• _Exercise description_: Please restate the part of the dissolution case passage that opens with "Respondent claims that the trial court abused" and closes with "in dissolution cases.", switching "trial court" to "circuit court" throughout.

• _Text excerpt_:

## BEGIN

On September 26, 1996, petitioner filed a petition to dissolve the marriage. On October 5, 1996, respondent filed a counterpetition. The trial was held on December 20, 1997. The judgment of dissolution of marriage was entered on February 20, 1998.
Respondent claims that the trial court abused its discretion in refusing to award her attorney fees pursuant to section 503(j) of the Illinois Marriage and Dissolution of Marriage Act (Act) (750 ILCS 5/503(j) (West 1996)). Specifically, respondent claims that the trial court failed to consider the factors referenced in section 503(j)(2) of the Act (750 ILCS 5/503(j)(2) (West 1996)). Section 503(j) is a new provision that was added when the legislature amended the Act in 1997 (750 ILCS 5/503(j) (West 1996)). Respondent claims that section 503(j) marks a significant departure from the previous method of determining attorney fees in dissolution cases.

## END

• _Supplied data_:
## BEGIN

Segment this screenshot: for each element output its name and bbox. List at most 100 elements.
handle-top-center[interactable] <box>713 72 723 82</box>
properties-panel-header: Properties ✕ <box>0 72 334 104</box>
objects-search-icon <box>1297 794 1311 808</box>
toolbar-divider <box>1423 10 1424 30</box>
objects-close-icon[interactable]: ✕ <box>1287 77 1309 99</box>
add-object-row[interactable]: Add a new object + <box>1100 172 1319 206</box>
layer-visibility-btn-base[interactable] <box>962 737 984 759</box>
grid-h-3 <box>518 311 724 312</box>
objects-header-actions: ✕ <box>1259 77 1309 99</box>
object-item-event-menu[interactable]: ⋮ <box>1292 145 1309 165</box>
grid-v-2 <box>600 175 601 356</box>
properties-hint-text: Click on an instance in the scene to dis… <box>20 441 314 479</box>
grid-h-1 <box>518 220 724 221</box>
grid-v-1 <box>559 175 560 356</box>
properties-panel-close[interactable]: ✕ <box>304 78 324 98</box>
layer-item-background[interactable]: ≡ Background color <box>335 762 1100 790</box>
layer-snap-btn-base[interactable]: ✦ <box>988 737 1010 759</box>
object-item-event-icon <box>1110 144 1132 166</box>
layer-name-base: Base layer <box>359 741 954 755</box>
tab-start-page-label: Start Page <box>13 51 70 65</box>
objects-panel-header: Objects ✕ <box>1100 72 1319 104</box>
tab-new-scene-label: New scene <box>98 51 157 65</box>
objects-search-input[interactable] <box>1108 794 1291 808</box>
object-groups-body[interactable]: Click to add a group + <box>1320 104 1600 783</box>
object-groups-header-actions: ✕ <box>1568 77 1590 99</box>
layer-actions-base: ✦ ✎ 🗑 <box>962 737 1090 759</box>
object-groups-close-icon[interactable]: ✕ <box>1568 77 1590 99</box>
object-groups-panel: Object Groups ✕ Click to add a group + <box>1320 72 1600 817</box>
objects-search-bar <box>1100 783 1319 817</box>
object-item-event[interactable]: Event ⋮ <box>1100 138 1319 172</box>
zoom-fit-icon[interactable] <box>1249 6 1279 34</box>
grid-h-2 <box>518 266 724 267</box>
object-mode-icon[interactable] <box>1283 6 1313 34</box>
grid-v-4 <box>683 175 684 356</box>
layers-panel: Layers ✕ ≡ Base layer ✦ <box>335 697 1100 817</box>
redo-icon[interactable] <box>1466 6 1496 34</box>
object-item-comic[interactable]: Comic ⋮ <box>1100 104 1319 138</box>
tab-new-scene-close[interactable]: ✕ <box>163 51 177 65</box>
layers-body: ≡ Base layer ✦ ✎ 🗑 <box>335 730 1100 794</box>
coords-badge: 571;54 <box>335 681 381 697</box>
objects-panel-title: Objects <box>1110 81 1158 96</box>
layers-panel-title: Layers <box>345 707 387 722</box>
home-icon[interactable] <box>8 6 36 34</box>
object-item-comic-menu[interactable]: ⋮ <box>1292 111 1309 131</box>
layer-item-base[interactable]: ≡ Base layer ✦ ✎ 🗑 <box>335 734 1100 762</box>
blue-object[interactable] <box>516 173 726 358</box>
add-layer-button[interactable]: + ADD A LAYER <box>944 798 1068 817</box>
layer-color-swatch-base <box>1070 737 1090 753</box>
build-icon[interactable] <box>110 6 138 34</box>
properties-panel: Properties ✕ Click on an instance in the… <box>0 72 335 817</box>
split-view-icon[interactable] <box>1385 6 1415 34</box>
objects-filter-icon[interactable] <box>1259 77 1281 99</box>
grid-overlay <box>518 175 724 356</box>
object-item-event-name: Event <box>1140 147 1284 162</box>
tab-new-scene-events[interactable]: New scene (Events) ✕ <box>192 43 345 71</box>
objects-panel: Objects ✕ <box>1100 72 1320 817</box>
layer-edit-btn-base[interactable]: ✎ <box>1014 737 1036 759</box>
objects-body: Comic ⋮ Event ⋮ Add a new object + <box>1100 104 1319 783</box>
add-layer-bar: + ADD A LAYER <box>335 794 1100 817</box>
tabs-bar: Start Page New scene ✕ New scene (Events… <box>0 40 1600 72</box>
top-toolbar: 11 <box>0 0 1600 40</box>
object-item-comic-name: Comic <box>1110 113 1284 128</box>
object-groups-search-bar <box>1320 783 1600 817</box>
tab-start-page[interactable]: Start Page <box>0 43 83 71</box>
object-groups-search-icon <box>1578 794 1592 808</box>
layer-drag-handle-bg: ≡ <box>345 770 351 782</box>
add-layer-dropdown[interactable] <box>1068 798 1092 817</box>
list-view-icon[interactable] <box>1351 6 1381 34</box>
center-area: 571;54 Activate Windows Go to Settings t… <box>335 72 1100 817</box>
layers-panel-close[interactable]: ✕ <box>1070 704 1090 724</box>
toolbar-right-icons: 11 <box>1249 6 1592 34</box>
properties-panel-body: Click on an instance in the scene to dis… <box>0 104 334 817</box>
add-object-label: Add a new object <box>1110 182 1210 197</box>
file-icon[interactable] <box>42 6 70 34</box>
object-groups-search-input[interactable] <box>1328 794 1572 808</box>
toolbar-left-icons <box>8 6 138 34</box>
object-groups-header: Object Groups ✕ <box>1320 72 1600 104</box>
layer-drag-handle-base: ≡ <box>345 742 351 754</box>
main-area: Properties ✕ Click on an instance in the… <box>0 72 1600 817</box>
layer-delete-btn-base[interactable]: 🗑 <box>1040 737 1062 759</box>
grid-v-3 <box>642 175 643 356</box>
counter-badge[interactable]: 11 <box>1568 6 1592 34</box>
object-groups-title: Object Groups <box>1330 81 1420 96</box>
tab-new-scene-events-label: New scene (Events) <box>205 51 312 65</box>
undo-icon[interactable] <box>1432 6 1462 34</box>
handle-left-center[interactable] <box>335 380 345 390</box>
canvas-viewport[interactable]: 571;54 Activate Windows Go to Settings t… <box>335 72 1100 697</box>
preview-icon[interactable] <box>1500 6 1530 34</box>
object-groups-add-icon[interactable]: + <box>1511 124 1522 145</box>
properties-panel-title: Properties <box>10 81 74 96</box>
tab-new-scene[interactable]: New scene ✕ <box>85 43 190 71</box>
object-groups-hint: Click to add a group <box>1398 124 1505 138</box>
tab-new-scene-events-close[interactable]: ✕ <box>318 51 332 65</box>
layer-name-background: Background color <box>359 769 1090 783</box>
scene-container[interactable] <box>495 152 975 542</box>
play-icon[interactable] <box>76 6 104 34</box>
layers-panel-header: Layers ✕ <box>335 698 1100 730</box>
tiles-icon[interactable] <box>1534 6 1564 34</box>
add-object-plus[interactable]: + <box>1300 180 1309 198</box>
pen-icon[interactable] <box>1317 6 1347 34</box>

## END

• _Output for this exercise_:
Respondent claims that the circuit court abused its discretion in refusing to award her attorney fees pursuant to section 503(j) of the Illinois Marriage and Dissolution of Marriage Act (Act) (750 ILCS 5/503(j) (West 1996)). Specifically, respondent claims that the circuit court failed to consider the factors referenced in section 503(j)(2) of the Act (750 ILCS 5/503(j)(2) (West 1996)). Section 503(j) is a new provision that was added when the legislature amended the Act in 1997 (750 ILCS 5/503(j) (West 1996)). Respondent claims that section 503(j) marks a significant departure from the previous method of determining attorney fees in dissolution cases.